## TRAVAIL DEMANDÉ
Poursuivez le texte sur la pratique des dominos aux Antilles à la suite de sa dernière phrase, dans le même style.

## EXTRAIT
======
Cochon ! La sentence est puissante, et libère une tension ambiante entre les trois joueurs réunis. L’un d’entre eux, malheureux au calcul et au hasard, vient rejoindre le parc de son collègue, pour alimenter une lutte au long terme. Vous entrez dans une partie de Dominos, dont les subtilités accompagnent depuis nanni-nannan les quotidiens antillais.
Sa pratique répond à des codes populaires très précis et largement diffusés. Elle s’épanouit entre collègues, connaissances, au coeur des rassemblements et célébrations de famille.
La pratique sociale
L’arme n’est pas léthale : domino épais, résine dure et blanche, qui peut s’enrichir d’un poinçon de métal au centre pour en facilité la saisie. L’aire de jeu est balisée : un calendrier usé, une glacière gonflée, une table et sa toile cirée. L’important : que la surface puisse claquer fortement sous le double abattu. Les sens, tous, sont mobilisés : le domino s’attrape, se sélectionne avec confiance. Une main affirmée et expérimentée les saisira tous ensemble. Le son y est une institution : le fracas des pièces savamment mélangées avant tout début de partie. L’explosion de l’élément frappé à propos, pour libérer le jeu ou assurer la domination de l’un des compères. La parole qui vient asseoir le moment, et met en musique. Le regard est mobilisé aussi, pour vivement esquisser une stratégie, saisir d’un battement la main les potentialités de ses 7 pièces ramassées. Le goût et l’odorat s’agitent enfin, pour les amateurs, au moment d’agrémenter le temps suspendu d’un arôme de canne, de rhum et de citron mêlés au fond d’une timbale.
======
## SECTION DES DONNÉES
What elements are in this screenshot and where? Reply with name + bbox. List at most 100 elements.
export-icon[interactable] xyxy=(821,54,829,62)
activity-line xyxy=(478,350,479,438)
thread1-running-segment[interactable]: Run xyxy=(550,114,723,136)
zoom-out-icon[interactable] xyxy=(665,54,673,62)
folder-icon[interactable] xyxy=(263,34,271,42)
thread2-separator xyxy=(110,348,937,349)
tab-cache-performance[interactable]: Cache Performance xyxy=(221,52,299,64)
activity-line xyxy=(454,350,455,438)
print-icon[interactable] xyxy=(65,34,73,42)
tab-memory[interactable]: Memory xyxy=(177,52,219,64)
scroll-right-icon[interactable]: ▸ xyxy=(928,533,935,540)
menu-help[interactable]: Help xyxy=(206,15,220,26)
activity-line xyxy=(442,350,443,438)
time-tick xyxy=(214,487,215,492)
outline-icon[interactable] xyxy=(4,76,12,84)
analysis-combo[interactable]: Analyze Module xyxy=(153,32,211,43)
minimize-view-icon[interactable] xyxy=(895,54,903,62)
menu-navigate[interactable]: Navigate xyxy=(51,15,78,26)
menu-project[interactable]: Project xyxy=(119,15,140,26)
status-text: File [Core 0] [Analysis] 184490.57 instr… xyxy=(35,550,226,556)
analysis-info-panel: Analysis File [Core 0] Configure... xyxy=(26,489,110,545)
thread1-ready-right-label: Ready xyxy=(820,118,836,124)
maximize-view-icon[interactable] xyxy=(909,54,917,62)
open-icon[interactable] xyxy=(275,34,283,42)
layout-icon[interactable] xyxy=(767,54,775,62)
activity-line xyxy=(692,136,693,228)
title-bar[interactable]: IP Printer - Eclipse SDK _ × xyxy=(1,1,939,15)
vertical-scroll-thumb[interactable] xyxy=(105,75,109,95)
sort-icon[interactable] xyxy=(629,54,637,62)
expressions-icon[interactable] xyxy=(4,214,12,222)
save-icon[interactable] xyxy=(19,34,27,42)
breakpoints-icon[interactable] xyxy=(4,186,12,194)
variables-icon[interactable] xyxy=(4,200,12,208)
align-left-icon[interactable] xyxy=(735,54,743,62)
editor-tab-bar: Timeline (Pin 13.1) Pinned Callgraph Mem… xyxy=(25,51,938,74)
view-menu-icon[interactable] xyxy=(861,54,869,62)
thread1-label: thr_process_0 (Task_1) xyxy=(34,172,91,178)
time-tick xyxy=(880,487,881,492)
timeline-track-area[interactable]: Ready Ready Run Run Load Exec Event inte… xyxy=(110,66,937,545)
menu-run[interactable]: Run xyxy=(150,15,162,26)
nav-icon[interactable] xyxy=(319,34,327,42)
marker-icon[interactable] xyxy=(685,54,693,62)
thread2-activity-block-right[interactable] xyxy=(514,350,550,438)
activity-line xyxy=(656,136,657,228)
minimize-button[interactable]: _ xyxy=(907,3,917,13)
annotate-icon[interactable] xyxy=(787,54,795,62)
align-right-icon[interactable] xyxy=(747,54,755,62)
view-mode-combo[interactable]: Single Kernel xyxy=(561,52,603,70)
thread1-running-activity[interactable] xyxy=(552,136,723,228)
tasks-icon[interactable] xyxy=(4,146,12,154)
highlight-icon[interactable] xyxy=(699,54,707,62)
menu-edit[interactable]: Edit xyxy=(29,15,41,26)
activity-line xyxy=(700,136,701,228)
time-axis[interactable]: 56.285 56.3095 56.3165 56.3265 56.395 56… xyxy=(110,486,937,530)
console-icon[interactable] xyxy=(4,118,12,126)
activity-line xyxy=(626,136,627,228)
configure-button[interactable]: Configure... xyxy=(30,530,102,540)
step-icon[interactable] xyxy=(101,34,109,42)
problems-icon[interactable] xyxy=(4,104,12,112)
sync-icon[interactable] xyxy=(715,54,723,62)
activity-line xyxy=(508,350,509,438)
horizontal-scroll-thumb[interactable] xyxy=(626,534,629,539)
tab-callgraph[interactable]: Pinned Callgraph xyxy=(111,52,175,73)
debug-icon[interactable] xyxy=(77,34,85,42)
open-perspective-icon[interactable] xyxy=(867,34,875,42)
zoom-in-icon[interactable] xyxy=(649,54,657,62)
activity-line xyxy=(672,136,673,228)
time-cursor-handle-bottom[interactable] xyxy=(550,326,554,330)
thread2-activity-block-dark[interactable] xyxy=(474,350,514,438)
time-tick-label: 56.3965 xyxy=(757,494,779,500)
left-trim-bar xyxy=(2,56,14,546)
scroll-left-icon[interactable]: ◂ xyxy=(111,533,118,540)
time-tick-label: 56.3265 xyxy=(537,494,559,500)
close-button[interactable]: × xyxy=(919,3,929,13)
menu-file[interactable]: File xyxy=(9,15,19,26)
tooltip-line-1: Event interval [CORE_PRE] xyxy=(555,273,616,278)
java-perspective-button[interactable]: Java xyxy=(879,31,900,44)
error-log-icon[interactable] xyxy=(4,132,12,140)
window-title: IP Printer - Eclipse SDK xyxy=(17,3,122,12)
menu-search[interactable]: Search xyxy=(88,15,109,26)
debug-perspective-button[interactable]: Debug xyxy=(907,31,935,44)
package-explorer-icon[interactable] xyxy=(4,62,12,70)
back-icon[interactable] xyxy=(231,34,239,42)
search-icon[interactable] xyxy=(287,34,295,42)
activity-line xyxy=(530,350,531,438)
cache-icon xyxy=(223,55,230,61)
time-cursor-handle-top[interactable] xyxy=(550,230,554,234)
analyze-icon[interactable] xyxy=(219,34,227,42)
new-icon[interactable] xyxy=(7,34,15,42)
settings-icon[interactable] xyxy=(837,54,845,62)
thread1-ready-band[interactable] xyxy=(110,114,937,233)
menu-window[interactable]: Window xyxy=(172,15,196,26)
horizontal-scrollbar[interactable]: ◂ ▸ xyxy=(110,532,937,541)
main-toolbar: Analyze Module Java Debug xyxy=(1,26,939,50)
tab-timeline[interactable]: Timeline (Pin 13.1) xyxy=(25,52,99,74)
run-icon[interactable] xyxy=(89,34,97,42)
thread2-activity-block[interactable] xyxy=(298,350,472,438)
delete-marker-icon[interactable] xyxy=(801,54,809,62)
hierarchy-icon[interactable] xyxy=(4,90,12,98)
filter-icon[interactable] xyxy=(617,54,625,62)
======
## RÉPONSE CI-DESSOUS
Un jalon hors du temps
Retrouvé en Chine, sans doute dérivé de dés indiens, le jeu parvient en Europe avant son entrée fracassante aux Antilles. Le principe est simple : déposer les pièces à la suite, en faisant toujours correspondre les chiffres de chaque bout de dominos mis en contact. Leur parcours donne est nébuleux, comme celui de nombreuses pratiques populaires admises au rang de coutume. L’on suppose cependant que des tables coloniales cossues, le loisir aurait perlé jusqu’aux débits de la régie et aux lieux de la sociabilité rurale ou de quartier. S’en hérite une tradition qui, à mesure, s’installe dans tous les cercles sociaux et familiaux. Sous nos latitudes, l’on boude, l’on passe et, surtout, l’on remplit son parc des perdants malheureux, renommés pour l’instant cochons ! Il faut dire que si les règles sont strictes, le cérémonial ne l’est pas moins. En Martinique, l’influence subtile du hasard est préservée, instituant une défausse : l’on ne s’affronte qu’à trois, et l’art savant du comptage doit composer avec les sept pièces gardées hors du jeu et, évidemment, insondables. Pour qui ne pourrait réaliser de combinaison, las d’une main inadaptée, reste la résonance sourde du poing cogné contre la table : le tour est passé, et la sueur de la défaite peut commencer à perler.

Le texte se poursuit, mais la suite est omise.